## WRITTEN EXERCISE
The entries below are to be repeated exactly as they stand.
* START SOURCE DATA *
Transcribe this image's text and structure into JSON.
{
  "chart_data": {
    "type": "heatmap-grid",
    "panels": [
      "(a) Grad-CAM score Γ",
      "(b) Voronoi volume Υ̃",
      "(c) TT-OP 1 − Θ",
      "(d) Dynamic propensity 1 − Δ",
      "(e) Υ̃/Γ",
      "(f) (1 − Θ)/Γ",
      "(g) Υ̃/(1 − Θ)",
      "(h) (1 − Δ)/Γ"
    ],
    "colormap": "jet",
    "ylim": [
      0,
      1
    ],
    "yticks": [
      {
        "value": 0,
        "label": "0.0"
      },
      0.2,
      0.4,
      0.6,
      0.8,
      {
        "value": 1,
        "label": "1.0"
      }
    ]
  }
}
* END SOURCE DATA *
## ANSWER TO THE EXERCISE
Transcribe this image's text and structure into JSON.
{
  "chart_data": {
    "type": "heatmap-grid",
    "panels": [
      "(a) Grad-CAM score Γ",
      "(b) Voronoi volume Υ̃",
      "(c) TT-OP 1 − Θ",
      "(d) Dynamic propensity 1 − Δ",
      "(e) Υ̃/Γ",
      "(f) (1 − Θ)/Γ",
      "(g) Υ̃/(1 − Θ)",
      "(h) (1 − Δ)/Γ"
    ],
    "colormap": "jet",
    "ylim": [
      0,
      1
    ],
    "yticks": [
      {
        "value": 0,
        "label": "0.0"
      },
      0.2,
      0.4,
      0.6,
      0.8,
      {
        "value": 1,
        "label": "1.0"
      }
    ]
  }
}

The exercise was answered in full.